Exercise requirements: Lines containing the word "Forecast" are to be located and copied.

The data:
--- --- ---

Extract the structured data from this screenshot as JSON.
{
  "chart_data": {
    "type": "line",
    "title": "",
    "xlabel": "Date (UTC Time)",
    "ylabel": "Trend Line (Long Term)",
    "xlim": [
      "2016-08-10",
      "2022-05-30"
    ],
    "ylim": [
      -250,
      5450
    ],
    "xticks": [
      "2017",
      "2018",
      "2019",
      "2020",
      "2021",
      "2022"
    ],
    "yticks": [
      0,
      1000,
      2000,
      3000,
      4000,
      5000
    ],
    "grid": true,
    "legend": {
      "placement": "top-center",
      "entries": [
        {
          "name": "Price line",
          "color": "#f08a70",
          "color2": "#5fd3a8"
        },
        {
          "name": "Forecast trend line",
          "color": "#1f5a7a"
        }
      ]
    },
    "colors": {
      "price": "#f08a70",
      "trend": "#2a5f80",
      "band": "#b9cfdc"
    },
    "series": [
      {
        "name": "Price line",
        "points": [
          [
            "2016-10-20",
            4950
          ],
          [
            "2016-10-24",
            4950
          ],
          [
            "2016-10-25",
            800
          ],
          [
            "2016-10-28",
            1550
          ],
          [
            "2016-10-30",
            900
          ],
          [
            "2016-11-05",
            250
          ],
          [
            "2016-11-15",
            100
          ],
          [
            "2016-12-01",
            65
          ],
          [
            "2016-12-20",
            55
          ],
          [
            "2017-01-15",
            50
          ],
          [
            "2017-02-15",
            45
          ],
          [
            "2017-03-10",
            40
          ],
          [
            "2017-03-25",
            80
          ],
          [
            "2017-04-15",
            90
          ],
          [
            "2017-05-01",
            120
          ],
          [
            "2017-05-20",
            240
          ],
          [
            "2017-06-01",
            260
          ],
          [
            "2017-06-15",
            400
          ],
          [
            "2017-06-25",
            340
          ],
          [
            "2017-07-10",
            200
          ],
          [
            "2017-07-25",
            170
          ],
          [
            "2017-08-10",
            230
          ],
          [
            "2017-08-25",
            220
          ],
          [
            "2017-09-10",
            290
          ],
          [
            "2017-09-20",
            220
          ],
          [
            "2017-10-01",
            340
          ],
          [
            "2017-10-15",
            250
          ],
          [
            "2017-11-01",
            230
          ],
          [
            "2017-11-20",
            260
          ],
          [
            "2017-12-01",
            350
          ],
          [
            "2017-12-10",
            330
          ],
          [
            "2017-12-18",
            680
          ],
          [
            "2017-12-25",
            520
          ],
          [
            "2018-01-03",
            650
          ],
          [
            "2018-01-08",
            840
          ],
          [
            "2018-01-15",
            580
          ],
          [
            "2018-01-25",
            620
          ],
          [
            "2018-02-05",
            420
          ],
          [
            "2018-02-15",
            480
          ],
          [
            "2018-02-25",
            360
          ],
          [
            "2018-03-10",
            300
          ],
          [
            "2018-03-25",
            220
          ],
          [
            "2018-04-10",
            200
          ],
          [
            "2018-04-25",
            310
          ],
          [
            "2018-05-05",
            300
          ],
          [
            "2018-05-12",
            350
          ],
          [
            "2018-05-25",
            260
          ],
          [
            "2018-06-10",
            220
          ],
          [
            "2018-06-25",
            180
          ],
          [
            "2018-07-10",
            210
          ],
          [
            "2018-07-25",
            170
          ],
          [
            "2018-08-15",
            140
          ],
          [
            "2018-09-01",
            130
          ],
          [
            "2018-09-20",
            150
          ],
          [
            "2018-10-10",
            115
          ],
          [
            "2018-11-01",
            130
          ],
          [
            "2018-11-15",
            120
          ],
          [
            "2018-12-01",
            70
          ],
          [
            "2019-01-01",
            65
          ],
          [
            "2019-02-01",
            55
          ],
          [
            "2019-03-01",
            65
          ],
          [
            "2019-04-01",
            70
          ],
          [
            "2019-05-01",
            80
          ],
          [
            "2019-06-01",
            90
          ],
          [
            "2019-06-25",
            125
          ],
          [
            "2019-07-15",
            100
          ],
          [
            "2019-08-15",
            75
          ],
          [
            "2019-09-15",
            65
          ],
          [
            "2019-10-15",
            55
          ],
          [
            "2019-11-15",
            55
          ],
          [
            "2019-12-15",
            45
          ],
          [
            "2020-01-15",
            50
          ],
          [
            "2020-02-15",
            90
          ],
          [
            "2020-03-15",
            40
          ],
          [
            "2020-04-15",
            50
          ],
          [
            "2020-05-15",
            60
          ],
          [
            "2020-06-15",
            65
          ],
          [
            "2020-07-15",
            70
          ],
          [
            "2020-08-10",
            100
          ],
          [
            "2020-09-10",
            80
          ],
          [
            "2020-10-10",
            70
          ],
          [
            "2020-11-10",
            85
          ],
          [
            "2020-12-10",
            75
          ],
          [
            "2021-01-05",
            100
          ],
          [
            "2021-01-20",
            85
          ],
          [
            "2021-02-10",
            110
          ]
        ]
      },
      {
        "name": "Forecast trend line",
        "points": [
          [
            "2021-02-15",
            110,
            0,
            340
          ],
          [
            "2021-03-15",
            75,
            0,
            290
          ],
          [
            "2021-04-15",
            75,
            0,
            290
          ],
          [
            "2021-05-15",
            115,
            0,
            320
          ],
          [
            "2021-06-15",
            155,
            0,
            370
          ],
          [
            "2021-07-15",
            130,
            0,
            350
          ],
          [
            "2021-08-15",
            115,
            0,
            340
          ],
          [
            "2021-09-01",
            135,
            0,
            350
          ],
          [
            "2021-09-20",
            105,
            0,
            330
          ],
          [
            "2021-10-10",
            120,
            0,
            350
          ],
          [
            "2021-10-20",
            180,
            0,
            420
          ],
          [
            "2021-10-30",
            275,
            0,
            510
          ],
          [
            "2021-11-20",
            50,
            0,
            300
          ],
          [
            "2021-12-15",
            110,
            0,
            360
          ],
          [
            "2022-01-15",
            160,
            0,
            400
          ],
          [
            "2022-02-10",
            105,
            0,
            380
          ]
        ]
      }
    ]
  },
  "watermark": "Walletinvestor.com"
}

--- --- ---

Written reply:
          "name": "Forecast trend line",
        "name": "Forecast trend line",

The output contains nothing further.